(Recorded data)
****

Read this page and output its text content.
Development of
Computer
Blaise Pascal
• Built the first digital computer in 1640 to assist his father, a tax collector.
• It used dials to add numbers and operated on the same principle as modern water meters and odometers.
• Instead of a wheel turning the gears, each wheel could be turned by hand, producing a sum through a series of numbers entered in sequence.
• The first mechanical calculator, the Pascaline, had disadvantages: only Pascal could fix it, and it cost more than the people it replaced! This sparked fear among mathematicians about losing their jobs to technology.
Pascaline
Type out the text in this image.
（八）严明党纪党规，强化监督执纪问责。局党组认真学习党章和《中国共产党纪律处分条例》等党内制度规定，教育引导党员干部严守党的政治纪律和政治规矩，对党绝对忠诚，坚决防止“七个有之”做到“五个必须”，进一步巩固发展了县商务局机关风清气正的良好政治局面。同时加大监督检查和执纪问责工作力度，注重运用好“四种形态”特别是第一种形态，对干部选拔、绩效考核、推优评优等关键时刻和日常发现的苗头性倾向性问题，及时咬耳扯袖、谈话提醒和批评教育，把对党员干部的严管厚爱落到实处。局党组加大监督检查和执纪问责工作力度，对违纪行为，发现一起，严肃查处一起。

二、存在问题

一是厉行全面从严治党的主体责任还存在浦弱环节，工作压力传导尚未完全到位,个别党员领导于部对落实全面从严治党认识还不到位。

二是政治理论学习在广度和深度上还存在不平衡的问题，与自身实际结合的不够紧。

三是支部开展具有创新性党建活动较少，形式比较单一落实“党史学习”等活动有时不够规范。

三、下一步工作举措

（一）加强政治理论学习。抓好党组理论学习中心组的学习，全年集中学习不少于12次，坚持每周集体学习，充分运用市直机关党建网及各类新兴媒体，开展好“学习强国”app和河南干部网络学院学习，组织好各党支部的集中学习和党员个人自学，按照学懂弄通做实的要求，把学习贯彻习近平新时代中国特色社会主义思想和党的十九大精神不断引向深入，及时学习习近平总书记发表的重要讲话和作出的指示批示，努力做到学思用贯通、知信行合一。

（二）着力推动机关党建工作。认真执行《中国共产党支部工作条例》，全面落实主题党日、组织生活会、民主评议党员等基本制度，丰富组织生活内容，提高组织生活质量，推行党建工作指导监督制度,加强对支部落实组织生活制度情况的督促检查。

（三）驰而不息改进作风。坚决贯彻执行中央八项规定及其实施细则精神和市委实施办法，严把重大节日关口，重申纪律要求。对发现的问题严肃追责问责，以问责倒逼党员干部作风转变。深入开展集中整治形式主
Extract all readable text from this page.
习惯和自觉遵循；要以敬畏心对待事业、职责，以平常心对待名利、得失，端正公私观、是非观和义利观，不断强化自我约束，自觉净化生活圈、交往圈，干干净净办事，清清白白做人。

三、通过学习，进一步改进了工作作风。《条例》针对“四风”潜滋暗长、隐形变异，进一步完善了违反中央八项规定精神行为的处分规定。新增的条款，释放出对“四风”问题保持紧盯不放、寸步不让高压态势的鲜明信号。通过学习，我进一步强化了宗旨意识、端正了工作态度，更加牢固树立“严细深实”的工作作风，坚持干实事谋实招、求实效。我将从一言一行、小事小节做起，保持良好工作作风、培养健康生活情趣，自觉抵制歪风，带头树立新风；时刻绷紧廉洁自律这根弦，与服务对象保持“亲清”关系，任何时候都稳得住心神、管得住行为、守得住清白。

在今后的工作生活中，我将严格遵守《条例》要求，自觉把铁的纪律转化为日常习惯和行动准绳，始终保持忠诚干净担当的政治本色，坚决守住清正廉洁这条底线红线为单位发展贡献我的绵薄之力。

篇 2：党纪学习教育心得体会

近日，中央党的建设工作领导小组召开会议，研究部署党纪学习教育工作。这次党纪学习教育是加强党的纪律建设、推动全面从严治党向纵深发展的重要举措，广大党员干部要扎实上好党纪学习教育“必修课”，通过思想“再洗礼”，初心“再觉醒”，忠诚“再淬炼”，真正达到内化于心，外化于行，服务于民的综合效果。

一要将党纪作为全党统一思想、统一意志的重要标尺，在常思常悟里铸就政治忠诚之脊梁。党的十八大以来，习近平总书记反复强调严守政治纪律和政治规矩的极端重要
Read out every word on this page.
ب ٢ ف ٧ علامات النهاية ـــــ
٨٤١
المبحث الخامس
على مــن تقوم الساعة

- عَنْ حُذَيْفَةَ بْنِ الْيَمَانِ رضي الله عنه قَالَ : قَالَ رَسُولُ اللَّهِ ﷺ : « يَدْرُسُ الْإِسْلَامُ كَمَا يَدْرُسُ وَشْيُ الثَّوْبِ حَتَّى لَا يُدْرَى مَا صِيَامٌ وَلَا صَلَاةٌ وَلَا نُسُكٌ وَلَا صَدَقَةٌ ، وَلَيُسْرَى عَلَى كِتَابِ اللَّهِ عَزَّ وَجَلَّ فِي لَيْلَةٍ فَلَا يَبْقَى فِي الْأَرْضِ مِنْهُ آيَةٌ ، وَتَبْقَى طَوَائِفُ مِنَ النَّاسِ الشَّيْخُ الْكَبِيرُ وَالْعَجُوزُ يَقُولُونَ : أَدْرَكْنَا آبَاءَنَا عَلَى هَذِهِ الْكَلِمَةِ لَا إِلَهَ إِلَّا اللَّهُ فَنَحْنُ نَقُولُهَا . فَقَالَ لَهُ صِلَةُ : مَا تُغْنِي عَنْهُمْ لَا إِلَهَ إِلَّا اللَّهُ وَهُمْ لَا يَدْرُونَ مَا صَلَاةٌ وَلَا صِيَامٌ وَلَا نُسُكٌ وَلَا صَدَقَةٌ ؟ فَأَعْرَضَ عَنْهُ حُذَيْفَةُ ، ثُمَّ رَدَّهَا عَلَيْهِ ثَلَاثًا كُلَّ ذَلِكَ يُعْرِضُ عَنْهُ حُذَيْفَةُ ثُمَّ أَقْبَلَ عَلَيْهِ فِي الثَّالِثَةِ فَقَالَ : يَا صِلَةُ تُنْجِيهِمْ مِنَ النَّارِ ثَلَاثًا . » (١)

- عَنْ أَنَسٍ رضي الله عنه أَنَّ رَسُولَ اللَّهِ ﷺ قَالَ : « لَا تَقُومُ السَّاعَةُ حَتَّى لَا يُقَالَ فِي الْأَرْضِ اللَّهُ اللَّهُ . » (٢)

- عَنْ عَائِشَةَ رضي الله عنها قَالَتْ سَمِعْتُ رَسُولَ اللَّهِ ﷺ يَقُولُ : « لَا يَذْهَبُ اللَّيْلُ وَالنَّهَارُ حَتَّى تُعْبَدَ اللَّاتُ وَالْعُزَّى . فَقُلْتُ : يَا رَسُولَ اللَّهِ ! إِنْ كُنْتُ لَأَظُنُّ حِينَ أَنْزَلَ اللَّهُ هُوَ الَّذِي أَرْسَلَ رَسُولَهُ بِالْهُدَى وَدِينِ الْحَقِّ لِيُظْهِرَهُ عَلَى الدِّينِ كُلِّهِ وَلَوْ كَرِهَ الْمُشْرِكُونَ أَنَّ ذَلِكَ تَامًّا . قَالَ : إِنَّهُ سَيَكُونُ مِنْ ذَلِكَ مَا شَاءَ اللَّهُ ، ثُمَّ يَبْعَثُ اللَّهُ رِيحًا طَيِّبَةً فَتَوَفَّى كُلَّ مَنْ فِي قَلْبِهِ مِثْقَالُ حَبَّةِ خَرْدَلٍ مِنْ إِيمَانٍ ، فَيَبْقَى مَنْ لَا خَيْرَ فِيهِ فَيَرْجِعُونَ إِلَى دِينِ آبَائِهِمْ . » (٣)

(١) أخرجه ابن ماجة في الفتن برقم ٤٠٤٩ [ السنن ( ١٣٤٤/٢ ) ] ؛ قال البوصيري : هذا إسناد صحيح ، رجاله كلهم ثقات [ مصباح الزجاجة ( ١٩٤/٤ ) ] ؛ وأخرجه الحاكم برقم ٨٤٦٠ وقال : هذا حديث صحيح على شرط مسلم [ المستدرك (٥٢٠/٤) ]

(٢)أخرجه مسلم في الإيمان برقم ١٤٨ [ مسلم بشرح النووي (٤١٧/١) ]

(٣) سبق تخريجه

****

- _WRITTEN EXERCISE_
Go through the listing above and list every line that has the word "text".

- _THE COMPLETED TASK_
Read this page and output its text content.
Type out the text in this image.
Extract all readable text from this page.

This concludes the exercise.